- **Exercise task**: Every record should be written out exactly, please.

- **Supplied records**:
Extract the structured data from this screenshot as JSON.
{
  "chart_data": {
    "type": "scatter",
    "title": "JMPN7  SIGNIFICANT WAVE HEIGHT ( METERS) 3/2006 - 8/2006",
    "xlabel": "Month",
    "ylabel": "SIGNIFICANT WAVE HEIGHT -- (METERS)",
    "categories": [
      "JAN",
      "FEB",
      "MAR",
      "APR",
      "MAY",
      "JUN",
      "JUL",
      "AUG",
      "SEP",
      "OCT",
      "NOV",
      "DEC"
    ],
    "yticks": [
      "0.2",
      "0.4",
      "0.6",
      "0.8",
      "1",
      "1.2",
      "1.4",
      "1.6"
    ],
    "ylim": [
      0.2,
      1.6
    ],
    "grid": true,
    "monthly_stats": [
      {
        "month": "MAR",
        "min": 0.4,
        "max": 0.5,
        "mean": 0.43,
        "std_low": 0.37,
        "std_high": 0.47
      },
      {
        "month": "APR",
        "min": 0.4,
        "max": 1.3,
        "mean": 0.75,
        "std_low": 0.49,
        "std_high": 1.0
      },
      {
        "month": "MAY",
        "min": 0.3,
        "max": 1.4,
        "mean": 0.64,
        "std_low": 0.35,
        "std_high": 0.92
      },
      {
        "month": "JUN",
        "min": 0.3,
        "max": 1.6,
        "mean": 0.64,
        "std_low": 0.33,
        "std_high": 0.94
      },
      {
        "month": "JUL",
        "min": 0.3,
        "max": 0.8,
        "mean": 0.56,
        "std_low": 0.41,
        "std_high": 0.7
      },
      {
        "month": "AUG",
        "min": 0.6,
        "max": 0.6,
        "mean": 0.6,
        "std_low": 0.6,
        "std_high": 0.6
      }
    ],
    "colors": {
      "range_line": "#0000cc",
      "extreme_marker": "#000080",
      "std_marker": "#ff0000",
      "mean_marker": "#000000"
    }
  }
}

- **Correct output**:
Extract the structured data from this screenshot as JSON.
{
  "chart_data": {
    "type": "scatter",
    "title": "JMPN7  SIGNIFICANT WAVE HEIGHT ( METERS) 3/2006 - 8/2006",
    "xlabel": "Month",
    "ylabel": "SIGNIFICANT WAVE HEIGHT -- (METERS)",
    "categories": [
      "JAN",
      "FEB",
      "MAR",
      "APR",
      "MAY",
      "JUN",
      "JUL",
      "AUG",
      "SEP",
      "OCT",
      "NOV",
      "DEC"
    ],
    "yticks": [
      "0.2",
      "0.4",
      "0.6",
      "0.8",
      "1",
      "1.2",
      "1.4",
      "1.6"
    ],
    "ylim": [
      0.2,
      1.6
    ],
    "grid": true,
    "monthly_stats": [
      {
        "month": "MAR",
        "min": 0.4,
        "max": 0.5,
        "mean": 0.43,
        "std_low": 0.37,
        "std_high": 0.47
      },
      {
        "month": "APR",
        "min": 0.4,
        "max": 1.3,
        "mean": 0.75,
        "std_low": 0.49,
        "std_high": 1.0
      },
      {
        "month": "MAY",
        "min": 0.3,
        "max": 1.4,
        "mean": 0.64,
        "std_low": 0.35,
        "std_high": 0.92
      },
      {
        "month": "JUN",
        "min": 0.3,
        "max": 1.6,
        "mean": 0.64,
        "std_low": 0.33,
        "std_high": 0.94
      },
      {
        "month": "JUL",
        "min": 0.3,
        "max": 0.8,
        "mean": 0.56,
        "std_low": 0.41,
        "std_high": 0.7
      },
      {
        "month": "AUG",
        "min": 0.6,
        "max": 0.6,
        "mean": 0.6,
        "std_low": 0.6,
        "std_high": 0.6
      }
    ],
    "colors": {
      "range_line": "#0000cc",
      "extreme_marker": "#000080",
      "std_marker": "#ff0000",
      "mean_marker": "#000000"
    }
  }
}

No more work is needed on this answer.